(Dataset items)
--- Start ---
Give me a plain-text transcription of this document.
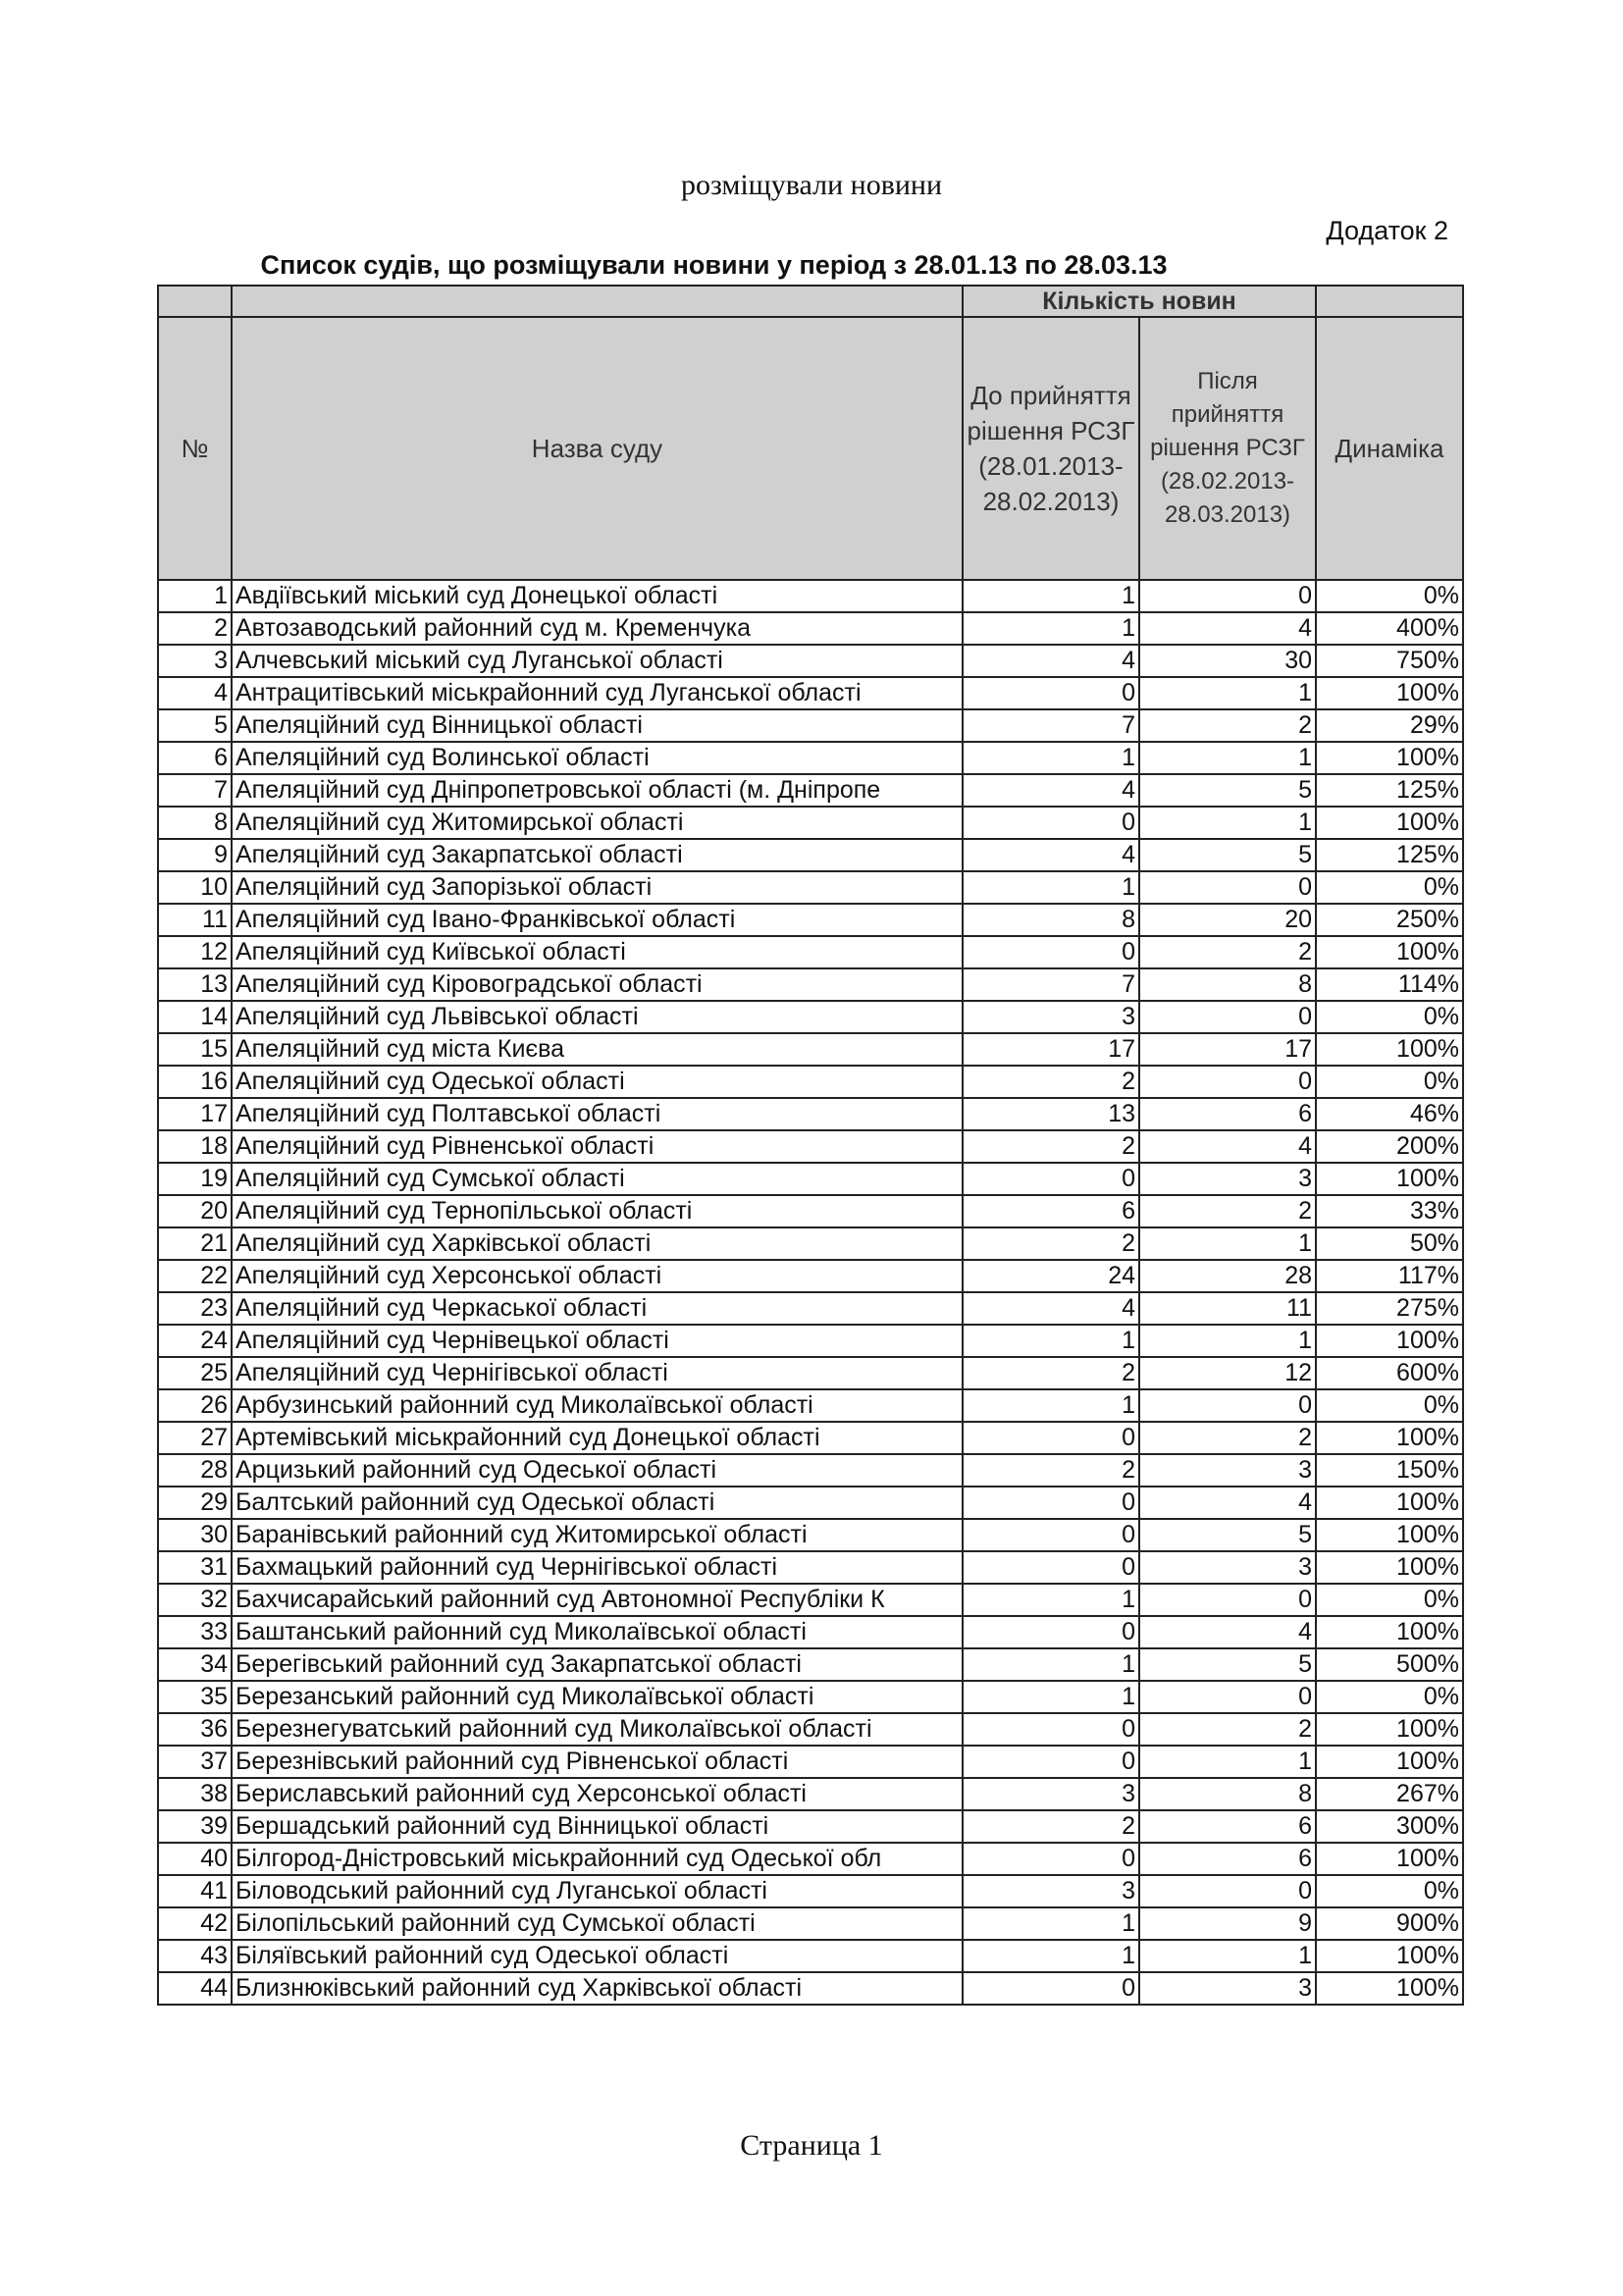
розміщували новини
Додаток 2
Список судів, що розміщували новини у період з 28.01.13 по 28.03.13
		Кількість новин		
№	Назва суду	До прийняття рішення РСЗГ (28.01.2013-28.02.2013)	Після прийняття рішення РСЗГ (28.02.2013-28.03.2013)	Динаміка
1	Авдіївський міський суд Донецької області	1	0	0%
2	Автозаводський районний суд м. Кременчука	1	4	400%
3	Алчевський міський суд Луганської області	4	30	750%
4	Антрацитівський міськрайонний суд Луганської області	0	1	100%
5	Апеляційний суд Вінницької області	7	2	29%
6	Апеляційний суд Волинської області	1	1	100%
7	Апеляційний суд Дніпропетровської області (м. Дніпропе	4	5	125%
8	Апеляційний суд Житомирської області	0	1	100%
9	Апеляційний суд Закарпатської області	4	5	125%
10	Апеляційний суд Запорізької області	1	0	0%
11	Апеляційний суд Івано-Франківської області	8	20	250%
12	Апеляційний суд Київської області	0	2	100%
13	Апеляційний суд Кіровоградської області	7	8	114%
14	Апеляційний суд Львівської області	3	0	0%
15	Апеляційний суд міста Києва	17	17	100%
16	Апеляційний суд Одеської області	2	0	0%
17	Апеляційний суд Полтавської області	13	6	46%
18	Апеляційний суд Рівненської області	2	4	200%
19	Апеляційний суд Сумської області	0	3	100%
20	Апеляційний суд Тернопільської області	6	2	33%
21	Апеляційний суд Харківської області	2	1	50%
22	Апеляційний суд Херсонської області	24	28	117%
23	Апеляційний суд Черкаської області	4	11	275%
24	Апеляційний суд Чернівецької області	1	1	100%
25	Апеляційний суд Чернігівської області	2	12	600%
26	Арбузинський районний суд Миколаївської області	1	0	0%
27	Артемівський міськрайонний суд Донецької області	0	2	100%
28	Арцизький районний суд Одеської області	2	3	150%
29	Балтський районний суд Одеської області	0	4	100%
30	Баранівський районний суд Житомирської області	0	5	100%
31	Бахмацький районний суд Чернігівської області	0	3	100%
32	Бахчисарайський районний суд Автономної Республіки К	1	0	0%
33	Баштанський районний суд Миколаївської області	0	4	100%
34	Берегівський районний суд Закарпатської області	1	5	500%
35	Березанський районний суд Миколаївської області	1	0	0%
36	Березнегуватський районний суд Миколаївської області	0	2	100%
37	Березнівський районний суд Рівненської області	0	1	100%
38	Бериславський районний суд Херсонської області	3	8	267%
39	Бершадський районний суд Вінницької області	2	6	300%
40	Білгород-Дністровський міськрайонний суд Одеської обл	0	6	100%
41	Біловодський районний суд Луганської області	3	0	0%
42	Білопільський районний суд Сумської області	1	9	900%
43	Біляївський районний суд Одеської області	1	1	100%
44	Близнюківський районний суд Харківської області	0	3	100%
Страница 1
--- End ---
--- Start ---
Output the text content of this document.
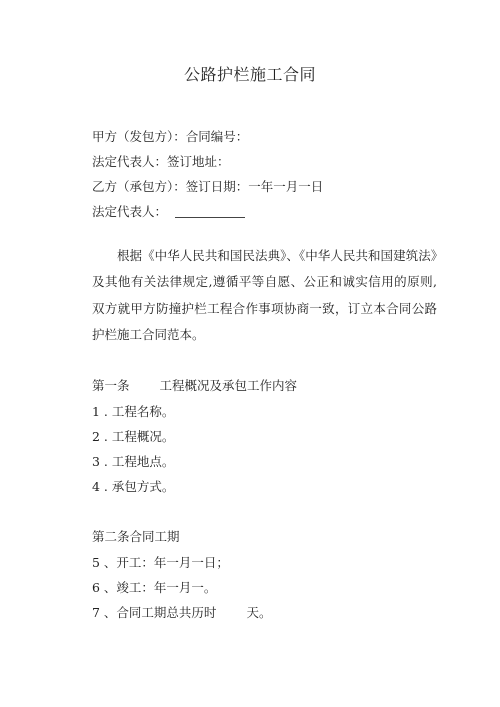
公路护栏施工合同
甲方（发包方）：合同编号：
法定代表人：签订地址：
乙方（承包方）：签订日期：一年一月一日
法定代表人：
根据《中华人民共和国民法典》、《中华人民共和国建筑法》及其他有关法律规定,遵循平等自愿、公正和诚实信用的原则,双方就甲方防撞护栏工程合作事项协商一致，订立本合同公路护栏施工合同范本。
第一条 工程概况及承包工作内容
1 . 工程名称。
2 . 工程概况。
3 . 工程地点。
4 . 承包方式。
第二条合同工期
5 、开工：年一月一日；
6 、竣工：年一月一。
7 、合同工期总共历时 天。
--- End ---
Direction => Every line of the listing that holds "Луганської" should be found and copied.

Output of the exercise =>
3	Алчевський міський суд Луганської області	4	30	750%
4	Антрацитівський міськрайонний суд Луганської області	0	1	100%
41	Біловодський районний суд Луганської області	3	0	0%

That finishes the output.